------ Given data

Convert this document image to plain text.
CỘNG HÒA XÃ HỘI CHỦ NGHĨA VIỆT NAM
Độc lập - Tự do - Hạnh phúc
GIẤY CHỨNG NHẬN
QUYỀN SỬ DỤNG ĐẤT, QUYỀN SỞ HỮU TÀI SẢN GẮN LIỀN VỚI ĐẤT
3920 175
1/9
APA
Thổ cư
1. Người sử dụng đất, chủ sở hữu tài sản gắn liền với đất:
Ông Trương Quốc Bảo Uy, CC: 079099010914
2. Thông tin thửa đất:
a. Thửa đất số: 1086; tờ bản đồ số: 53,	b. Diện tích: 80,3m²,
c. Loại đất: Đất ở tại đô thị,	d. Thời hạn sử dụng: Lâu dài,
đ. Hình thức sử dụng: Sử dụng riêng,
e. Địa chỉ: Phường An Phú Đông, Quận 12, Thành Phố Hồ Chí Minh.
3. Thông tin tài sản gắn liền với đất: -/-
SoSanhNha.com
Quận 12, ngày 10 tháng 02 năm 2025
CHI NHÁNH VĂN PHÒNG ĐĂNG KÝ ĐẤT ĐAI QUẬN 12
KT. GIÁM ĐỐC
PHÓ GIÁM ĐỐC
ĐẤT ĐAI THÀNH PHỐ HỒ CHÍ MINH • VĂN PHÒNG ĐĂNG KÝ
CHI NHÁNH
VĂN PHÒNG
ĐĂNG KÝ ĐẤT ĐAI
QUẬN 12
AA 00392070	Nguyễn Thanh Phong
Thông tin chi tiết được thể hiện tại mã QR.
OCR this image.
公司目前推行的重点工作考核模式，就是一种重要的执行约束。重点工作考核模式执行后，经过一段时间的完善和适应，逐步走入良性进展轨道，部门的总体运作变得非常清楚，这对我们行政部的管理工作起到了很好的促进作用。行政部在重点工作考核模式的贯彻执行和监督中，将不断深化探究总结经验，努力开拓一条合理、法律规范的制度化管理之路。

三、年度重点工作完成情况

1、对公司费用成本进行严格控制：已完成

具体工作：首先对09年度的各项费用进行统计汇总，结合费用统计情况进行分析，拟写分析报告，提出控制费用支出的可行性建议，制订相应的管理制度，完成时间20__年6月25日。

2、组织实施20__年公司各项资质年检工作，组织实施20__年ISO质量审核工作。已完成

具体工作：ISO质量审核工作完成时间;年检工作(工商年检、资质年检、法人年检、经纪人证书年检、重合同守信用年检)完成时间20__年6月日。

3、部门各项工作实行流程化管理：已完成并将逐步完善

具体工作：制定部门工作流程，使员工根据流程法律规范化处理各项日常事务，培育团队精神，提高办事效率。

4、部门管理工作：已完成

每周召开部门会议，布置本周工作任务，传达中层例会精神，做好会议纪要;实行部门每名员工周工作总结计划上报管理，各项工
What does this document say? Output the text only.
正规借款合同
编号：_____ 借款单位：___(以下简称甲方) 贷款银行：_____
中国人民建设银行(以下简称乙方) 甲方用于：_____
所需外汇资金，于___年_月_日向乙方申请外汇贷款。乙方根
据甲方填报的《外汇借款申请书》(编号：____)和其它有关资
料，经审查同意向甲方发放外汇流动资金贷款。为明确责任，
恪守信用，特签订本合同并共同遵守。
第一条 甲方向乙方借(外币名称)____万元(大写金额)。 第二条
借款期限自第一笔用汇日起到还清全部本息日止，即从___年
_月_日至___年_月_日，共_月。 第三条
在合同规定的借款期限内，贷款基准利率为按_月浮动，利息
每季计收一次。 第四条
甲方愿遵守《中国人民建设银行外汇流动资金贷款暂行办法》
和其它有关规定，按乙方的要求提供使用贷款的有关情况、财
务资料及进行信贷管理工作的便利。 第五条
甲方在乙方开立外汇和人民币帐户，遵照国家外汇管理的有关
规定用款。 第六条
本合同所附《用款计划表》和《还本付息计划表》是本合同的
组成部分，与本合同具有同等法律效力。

------------

Look over the listing. Pull out every line with the string "this" in it.

### Result of the exercise
Convert this document image to plain text.
OCR this image.
What does this document say? Output the text only.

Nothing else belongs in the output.